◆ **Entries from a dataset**
· · ·

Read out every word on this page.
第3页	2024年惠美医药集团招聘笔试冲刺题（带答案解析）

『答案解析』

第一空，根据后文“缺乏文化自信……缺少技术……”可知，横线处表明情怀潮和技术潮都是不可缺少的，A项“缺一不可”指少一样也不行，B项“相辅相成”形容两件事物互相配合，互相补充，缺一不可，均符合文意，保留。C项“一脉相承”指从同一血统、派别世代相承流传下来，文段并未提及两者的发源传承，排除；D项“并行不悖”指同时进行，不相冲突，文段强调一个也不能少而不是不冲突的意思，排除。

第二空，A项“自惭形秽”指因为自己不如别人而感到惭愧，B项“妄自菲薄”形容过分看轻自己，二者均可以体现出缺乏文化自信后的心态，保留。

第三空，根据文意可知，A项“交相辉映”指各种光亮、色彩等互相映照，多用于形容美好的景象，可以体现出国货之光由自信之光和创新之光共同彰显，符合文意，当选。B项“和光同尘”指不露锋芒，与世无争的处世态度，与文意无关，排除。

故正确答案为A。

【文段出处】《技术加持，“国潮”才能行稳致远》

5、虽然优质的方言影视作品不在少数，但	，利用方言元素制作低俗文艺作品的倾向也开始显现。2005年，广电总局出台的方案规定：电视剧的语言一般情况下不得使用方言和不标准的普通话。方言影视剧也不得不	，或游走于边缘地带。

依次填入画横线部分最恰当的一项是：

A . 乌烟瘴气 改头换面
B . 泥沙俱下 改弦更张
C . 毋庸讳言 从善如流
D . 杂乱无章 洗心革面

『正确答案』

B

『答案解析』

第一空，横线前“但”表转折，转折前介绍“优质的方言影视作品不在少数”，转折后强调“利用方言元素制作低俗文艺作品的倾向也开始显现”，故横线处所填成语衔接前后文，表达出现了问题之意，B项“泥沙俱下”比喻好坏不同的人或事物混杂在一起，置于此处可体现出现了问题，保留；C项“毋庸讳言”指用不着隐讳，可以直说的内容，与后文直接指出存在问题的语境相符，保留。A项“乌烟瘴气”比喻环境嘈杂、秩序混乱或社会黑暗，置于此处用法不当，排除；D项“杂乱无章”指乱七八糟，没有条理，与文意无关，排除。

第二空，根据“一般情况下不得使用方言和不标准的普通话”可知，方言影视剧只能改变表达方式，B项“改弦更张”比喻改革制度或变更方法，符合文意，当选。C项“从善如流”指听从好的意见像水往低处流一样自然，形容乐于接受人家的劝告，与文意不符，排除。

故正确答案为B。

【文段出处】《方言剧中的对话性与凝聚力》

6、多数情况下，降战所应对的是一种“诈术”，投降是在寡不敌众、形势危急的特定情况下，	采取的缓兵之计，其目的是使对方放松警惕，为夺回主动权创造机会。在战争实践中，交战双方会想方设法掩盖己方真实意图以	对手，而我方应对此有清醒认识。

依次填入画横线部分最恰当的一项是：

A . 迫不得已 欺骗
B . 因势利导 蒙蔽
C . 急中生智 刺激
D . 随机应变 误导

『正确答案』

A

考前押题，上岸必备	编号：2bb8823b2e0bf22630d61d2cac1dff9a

· · ·

◆ **TO BE DONE**
Recite the full listing above exactly.

◆ **RESULT FOR THIS TASK**
Read out every word on this page.
第3页	2024年惠美医药集团招聘笔试冲刺题（带答案解析）

『答案解析』

第一空，根据后文“缺乏文化自信……缺少技术……”可知，横线处表明情怀潮和技术潮都是不可缺少的，A项“缺一不可”指少一样也不行，B项“相辅相成”形容两件事物互相配合，互相补充，缺一不可，均符合文意，保留。C项“一脉相承”指从同一血统、派别世代相承流传下来，文段并未提及两者的发源传承，排除；D项“并行不悖”指同时进行，不相冲突，文段强调一个也不能少而不是不冲突的意思，排除。

第二空，A项“自惭形秽”指因为自己不如别人而感到惭愧，B项“妄自菲薄”形容过分看轻自己，二者均可以体现出缺乏文化自信后的心态，保留。

第三空，根据文意可知，A项“交相辉映”指各种光亮、色彩等互相映照，多用于形容美好的景象，可以体现出国货之光由自信之光和创新之光共同彰显，符合文意，当选。B项“和光同尘”指不露锋芒，与世无争的处世态度，与文意无关，排除。

故正确答案为A。

【文段出处】《技术加持，“国潮”才能行稳致远》

5、虽然优质的方言影视作品不在少数，但	，利用方言元素制作低俗文艺作品的倾向也开始显现。2005年，广电总局出台的方案规定：电视剧的语言一般情况下不得使用方言和不标准的普通话。方言影视剧也不得不	，或游走于边缘地带。

依次填入画横线部分最恰当的一项是：

A . 乌烟瘴气 改头换面
B . 泥沙俱下 改弦更张
C . 毋庸讳言 从善如流
D . 杂乱无章 洗心革面

『正确答案』

B

『答案解析』

第一空，横线前“但”表转折，转折前介绍“优质的方言影视作品不在少数”，转折后强调“利用方言元素制作低俗文艺作品的倾向也开始显现”，故横线处所填成语衔接前后文，表达出现了问题之意，B项“泥沙俱下”比喻好坏不同的人或事物混杂在一起，置于此处可体现出现了问题，保留；C项“毋庸讳言”指用不着隐讳，可以直说的内容，与后文直接指出存在问题的语境相符，保留。A项“乌烟瘴气”比喻环境嘈杂、秩序混乱或社会黑暗，置于此处用法不当，排除；D项“杂乱无章”指乱七八糟，没有条理，与文意无关，排除。

第二空，根据“一般情况下不得使用方言和不标准的普通话”可知，方言影视剧只能改变表达方式，B项“改弦更张”比喻改革制度或变更方法，符合文意，当选。C项“从善如流”指听从好的意见像水往低处流一样自然，形容乐于接受人家的劝告，与文意不符，排除。

故正确答案为B。

【文段出处】《方言剧中的对话性与凝聚力》

6、多数情况下，降战所应对的是一种“诈术”，投降是在寡不敌众、形势危急的特定情况下，	采取的缓兵之计，其目的是使对方放松警惕，为夺回主动权创造机会。在战争实践中，交战双方会想方设法掩盖己方真实意图以	对手，而我方应对此有清醒认识。

依次填入画横线部分最恰当的一项是：

A . 迫不得已 欺骗
B . 因势利导 蒙蔽
C . 急中生智 刺激
D . 随机应变 误导

『正确答案』

A

考前押题，上岸必备	编号：2bb8823b2e0bf22630d61d2cac1dff9a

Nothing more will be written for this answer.